## What to produce
Reproduce, please, the span of lines beginning at the line with "Transcribe this image's" and ending at the line with "Convert this screenshot", inclusive, minus any pictures.

Rows from a figure dataset
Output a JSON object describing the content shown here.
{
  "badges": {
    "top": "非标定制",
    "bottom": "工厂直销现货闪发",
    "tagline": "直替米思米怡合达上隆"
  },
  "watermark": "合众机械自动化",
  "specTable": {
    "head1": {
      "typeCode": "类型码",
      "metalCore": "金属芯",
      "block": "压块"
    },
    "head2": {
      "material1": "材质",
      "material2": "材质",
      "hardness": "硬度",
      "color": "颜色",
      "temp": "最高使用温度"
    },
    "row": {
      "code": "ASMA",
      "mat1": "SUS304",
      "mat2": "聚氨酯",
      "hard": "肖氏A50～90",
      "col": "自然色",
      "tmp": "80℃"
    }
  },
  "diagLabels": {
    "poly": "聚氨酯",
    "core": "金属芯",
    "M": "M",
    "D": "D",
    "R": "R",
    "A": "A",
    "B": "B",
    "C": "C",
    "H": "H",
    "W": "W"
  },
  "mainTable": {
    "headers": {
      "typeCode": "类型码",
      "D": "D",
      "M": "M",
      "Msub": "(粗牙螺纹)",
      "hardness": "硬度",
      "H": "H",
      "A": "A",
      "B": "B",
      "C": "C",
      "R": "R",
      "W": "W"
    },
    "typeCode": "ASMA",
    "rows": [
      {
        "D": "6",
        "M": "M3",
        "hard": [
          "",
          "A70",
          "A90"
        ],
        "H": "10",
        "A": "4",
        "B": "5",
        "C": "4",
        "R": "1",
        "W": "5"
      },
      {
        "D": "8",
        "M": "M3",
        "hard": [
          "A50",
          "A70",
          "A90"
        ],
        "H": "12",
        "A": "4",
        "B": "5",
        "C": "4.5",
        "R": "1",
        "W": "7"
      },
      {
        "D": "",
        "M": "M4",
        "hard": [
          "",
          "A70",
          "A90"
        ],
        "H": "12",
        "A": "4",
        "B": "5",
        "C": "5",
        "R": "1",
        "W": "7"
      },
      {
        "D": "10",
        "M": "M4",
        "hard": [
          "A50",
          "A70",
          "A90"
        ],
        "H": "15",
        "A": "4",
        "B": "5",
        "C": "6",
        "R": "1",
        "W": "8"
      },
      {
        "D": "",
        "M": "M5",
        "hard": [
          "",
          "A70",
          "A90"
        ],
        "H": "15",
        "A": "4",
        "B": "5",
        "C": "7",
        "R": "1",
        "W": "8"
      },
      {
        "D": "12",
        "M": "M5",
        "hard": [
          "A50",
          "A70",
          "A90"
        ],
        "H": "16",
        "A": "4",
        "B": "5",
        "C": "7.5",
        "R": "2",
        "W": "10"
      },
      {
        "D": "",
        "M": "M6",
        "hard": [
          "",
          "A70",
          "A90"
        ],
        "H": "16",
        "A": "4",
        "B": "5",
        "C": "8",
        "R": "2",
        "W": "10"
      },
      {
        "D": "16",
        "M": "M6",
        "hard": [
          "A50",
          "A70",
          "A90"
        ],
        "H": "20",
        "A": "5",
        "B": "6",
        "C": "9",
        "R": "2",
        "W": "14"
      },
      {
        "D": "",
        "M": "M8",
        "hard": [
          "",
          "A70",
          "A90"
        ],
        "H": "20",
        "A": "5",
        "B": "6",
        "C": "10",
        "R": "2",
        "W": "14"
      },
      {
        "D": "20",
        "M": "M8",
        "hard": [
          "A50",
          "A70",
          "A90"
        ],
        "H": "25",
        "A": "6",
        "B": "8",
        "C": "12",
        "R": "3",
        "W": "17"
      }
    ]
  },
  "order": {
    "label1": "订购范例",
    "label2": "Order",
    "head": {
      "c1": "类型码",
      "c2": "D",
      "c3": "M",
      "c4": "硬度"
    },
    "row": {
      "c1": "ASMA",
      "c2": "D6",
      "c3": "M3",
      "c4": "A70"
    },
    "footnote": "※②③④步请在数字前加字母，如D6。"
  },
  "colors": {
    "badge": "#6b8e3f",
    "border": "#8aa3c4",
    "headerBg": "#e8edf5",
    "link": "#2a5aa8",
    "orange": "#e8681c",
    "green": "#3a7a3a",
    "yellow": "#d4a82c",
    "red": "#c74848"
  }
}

---

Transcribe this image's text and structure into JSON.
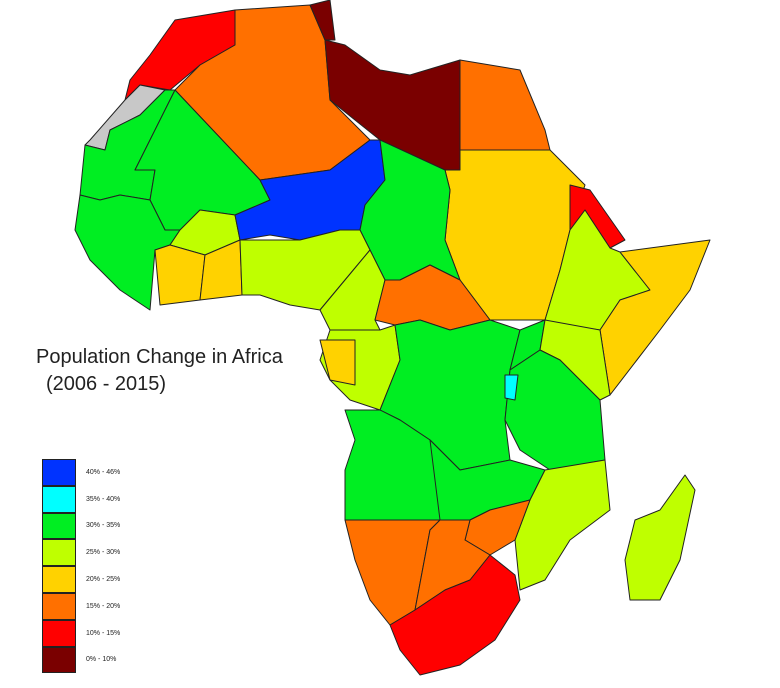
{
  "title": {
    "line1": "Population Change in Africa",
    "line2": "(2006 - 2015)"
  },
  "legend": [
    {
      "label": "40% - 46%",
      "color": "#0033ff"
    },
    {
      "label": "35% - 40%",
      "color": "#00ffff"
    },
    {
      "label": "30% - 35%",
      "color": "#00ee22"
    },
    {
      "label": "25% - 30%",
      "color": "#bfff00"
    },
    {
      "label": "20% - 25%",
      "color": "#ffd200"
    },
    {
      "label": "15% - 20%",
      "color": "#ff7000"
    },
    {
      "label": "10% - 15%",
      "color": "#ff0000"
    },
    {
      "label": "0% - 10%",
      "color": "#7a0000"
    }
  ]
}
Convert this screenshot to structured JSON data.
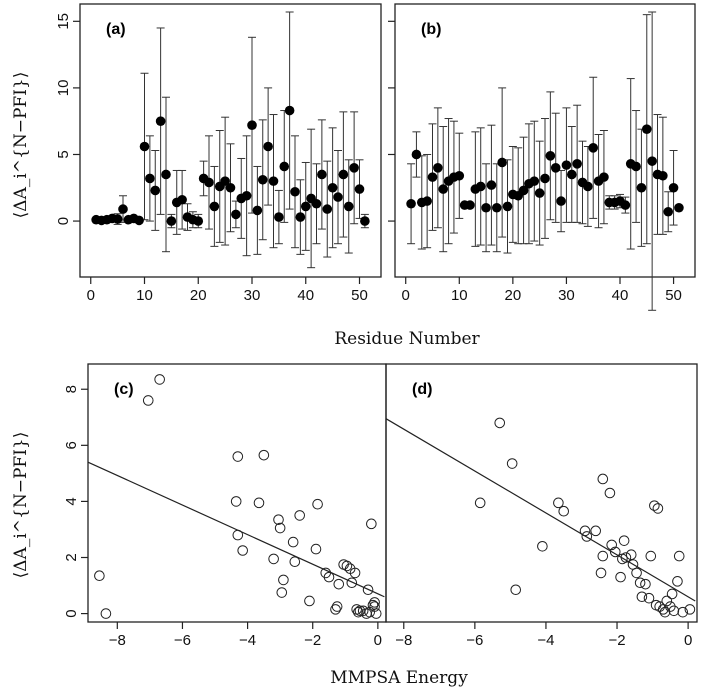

---

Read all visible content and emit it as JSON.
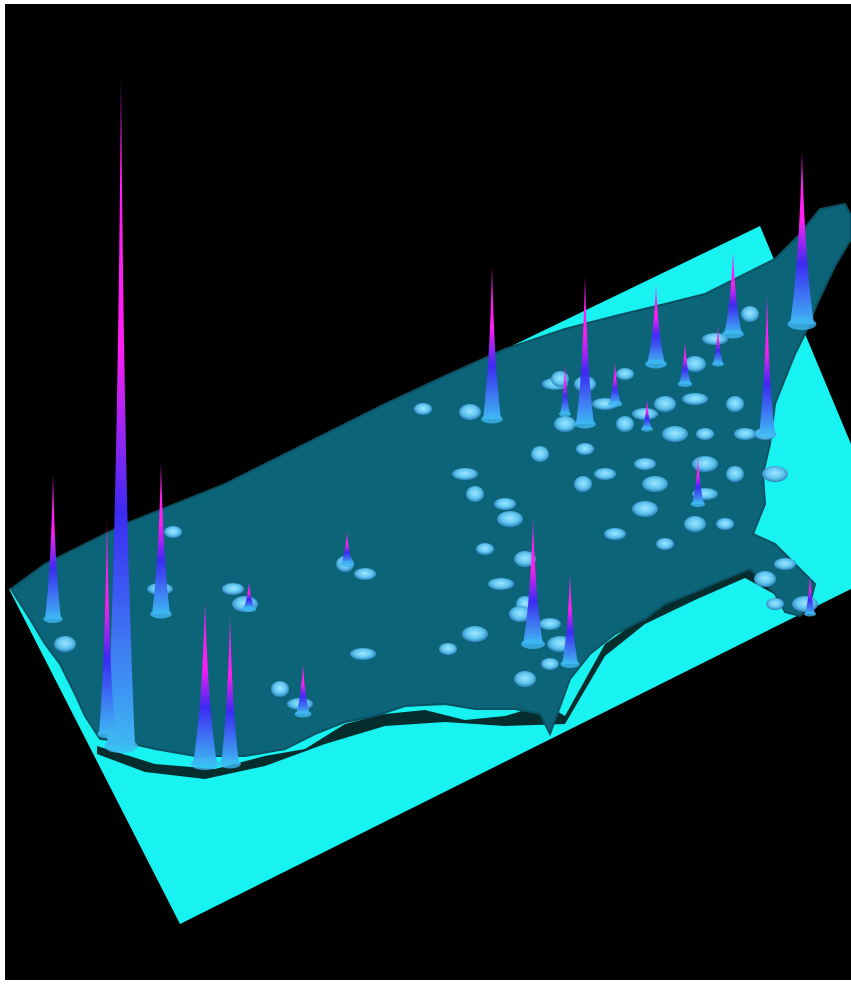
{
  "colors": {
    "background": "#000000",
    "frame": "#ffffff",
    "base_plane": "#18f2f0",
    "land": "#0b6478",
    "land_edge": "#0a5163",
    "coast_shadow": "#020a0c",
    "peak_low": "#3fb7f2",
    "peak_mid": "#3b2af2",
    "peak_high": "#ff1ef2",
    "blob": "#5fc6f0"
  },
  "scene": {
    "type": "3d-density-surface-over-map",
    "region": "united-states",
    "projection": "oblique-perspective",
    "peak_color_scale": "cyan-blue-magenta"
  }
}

## Written answer
Transcribe this image's text and structure into JSON.
{
  "title": {
    "line1": "Population Change in Africa",
    "line2": "(2006 - 2015)"
  },
  "legend": [
    {
      "label": "40% - 46%",
      "color": "#0033ff"
    },
    {
      "label": "35% - 40%",
      "color": "#00ffff"
    },
    {
      "label": "30% - 35%",
      "color": "#00ee22"
    },
    {
      "label": "25% - 30%",
      "color": "#bfff00"
    },
    {
      "label": "20% - 25%",
      "color": "#ffd200"
    },
    {
      "label": "15% - 20%",
      "color": "#ff7000"
    },
    {
      "label": "10% - 15%",
      "color": "#ff0000"
    },
    {
      "label": "0% - 10%",
      "color": "#7a0000"
    }
  ]
}
Convert this screenshot to structured JSON data.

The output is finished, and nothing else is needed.